### Records shown
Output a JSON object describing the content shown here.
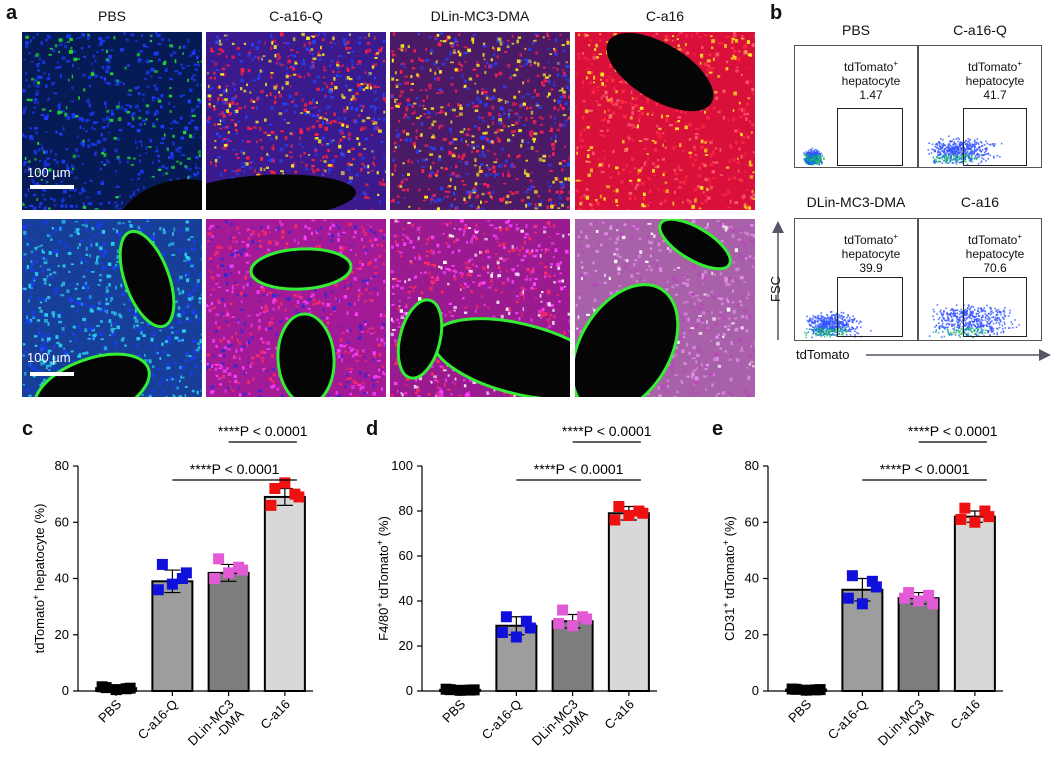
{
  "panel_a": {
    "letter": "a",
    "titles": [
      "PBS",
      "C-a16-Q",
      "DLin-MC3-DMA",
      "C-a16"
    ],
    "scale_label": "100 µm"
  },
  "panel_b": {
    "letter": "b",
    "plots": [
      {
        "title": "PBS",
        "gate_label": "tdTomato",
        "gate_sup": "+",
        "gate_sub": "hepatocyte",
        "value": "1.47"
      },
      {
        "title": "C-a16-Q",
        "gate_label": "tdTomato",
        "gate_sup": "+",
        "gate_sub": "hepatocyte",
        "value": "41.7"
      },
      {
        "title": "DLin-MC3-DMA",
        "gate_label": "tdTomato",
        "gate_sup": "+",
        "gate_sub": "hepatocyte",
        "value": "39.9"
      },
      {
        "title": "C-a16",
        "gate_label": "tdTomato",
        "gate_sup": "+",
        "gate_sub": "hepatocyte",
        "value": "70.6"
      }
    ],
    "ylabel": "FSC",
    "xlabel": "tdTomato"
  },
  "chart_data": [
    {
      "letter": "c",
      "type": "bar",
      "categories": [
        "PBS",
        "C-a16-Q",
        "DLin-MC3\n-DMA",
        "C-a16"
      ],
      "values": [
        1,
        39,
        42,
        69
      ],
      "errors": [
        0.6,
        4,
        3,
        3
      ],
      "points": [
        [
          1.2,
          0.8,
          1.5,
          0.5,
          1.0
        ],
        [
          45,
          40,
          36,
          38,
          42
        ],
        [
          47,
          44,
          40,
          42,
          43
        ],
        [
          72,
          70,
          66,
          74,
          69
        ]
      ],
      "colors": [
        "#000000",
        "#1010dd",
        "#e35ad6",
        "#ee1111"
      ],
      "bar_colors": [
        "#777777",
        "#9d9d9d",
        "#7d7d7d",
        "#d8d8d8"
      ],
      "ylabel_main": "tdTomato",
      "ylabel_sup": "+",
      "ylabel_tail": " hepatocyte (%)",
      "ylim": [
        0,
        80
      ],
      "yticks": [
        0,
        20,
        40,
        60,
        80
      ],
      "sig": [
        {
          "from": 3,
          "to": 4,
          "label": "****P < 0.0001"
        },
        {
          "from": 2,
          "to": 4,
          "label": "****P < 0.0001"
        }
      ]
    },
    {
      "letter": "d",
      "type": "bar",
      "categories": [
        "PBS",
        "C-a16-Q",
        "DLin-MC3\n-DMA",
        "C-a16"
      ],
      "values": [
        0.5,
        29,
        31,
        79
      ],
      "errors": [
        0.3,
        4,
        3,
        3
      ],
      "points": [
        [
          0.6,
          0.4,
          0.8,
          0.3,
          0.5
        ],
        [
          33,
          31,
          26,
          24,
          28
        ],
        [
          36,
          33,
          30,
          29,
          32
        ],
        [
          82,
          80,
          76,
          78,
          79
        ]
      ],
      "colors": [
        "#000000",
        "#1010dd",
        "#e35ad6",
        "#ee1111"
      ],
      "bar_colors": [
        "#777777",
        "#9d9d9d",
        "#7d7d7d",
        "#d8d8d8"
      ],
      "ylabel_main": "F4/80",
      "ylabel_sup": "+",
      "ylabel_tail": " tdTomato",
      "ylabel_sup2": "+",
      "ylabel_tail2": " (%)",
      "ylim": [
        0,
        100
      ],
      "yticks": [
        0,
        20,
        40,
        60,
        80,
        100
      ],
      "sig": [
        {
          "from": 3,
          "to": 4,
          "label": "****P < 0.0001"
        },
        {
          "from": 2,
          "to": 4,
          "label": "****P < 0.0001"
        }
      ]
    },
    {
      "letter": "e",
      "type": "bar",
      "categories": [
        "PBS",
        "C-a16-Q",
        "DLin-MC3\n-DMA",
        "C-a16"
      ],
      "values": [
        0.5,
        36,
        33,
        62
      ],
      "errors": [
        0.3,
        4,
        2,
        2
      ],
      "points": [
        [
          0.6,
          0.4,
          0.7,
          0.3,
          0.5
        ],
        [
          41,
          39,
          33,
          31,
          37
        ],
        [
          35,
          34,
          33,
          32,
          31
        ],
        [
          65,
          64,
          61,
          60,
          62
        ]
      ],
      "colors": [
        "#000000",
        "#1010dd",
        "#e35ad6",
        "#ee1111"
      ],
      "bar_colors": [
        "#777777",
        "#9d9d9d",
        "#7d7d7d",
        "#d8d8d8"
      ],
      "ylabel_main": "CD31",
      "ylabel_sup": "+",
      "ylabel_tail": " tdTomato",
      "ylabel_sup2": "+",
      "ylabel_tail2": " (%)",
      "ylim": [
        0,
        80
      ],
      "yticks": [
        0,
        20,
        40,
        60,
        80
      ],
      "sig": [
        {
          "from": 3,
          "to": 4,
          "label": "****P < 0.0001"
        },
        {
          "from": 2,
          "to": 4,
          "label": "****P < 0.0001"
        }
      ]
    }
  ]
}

### Work instructions
Restate every record exactly, please; do not copy the pictures.

### Written solution
Output a JSON object describing the content shown here.
{
  "panel_a": {
    "letter": "a",
    "titles": [
      "PBS",
      "C-a16-Q",
      "DLin-MC3-DMA",
      "C-a16"
    ],
    "scale_label": "100 µm"
  },
  "panel_b": {
    "letter": "b",
    "plots": [
      {
        "title": "PBS",
        "gate_label": "tdTomato",
        "gate_sup": "+",
        "gate_sub": "hepatocyte",
        "value": "1.47"
      },
      {
        "title": "C-a16-Q",
        "gate_label": "tdTomato",
        "gate_sup": "+",
        "gate_sub": "hepatocyte",
        "value": "41.7"
      },
      {
        "title": "DLin-MC3-DMA",
        "gate_label": "tdTomato",
        "gate_sup": "+",
        "gate_sub": "hepatocyte",
        "value": "39.9"
      },
      {
        "title": "C-a16",
        "gate_label": "tdTomato",
        "gate_sup": "+",
        "gate_sub": "hepatocyte",
        "value": "70.6"
      }
    ],
    "ylabel": "FSC",
    "xlabel": "tdTomato"
  },
  "chart_data": [
    {
      "letter": "c",
      "type": "bar",
      "categories": [
        "PBS",
        "C-a16-Q",
        "DLin-MC3\n-DMA",
        "C-a16"
      ],
      "values": [
        1,
        39,
        42,
        69
      ],
      "errors": [
        0.6,
        4,
        3,
        3
      ],
      "points": [
        [
          1.2,
          0.8,
          1.5,
          0.5,
          1.0
        ],
        [
          45,
          40,
          36,
          38,
          42
        ],
        [
          47,
          44,
          40,
          42,
          43
        ],
        [
          72,
          70,
          66,
          74,
          69
        ]
      ],
      "colors": [
        "#000000",
        "#1010dd",
        "#e35ad6",
        "#ee1111"
      ],
      "bar_colors": [
        "#777777",
        "#9d9d9d",
        "#7d7d7d",
        "#d8d8d8"
      ],
      "ylabel_main": "tdTomato",
      "ylabel_sup": "+",
      "ylabel_tail": " hepatocyte (%)",
      "ylim": [
        0,
        80
      ],
      "yticks": [
        0,
        20,
        40,
        60,
        80
      ],
      "sig": [
        {
          "from": 3,
          "to": 4,
          "label": "****P < 0.0001"
        },
        {
          "from": 2,
          "to": 4,
          "label": "****P < 0.0001"
        }
      ]
    },
    {
      "letter": "d",
      "type": "bar",
      "categories": [
        "PBS",
        "C-a16-Q",
        "DLin-MC3\n-DMA",
        "C-a16"
      ],
      "values": [
        0.5,
        29,
        31,
        79
      ],
      "errors": [
        0.3,
        4,
        3,
        3
      ],
      "points": [
        [
          0.6,
          0.4,
          0.8,
          0.3,
          0.5
        ],
        [
          33,
          31,
          26,
          24,
          28
        ],
        [
          36,
          33,
          30,
          29,
          32
        ],
        [
          82,
          80,
          76,
          78,
          79
        ]
      ],
      "colors": [
        "#000000",
        "#1010dd",
        "#e35ad6",
        "#ee1111"
      ],
      "bar_colors": [
        "#777777",
        "#9d9d9d",
        "#7d7d7d",
        "#d8d8d8"
      ],
      "ylabel_main": "F4/80",
      "ylabel_sup": "+",
      "ylabel_tail": " tdTomato",
      "ylabel_sup2": "+",
      "ylabel_tail2": " (%)",
      "ylim": [
        0,
        100
      ],
      "yticks": [
        0,
        20,
        40,
        60,
        80,
        100
      ],
      "sig": [
        {
          "from": 3,
          "to": 4,
          "label": "****P < 0.0001"
        },
        {
          "from": 2,
          "to": 4,
          "label": "****P < 0.0001"
        }
      ]
    },
    {
      "letter": "e",
      "type": "bar",
      "categories": [
        "PBS",
        "C-a16-Q",
        "DLin-MC3\n-DMA",
        "C-a16"
      ],
      "values": [
        0.5,
        36,
        33,
        62
      ],
      "errors": [
        0.3,
        4,
        2,
        2
      ],
      "points": [
        [
          0.6,
          0.4,
          0.7,
          0.3,
          0.5
        ],
        [
          41,
          39,
          33,
          31,
          37
        ],
        [
          35,
          34,
          33,
          32,
          31
        ],
        [
          65,
          64,
          61,
          60,
          62
        ]
      ],
      "colors": [
        "#000000",
        "#1010dd",
        "#e35ad6",
        "#ee1111"
      ],
      "bar_colors": [
        "#777777",
        "#9d9d9d",
        "#7d7d7d",
        "#d8d8d8"
      ],
      "ylabel_main": "CD31",
      "ylabel_sup": "+",
      "ylabel_tail": " tdTomato",
      "ylabel_sup2": "+",
      "ylabel_tail2": " (%)",
      "ylim": [
        0,
        80
      ],
      "yticks": [
        0,
        20,
        40,
        60,
        80
      ],
      "sig": [
        {
          "from": 3,
          "to": 4,
          "label": "****P < 0.0001"
        },
        {
          "from": 2,
          "to": 4,
          "label": "****P < 0.0001"
        }
      ]
    }
  ]
}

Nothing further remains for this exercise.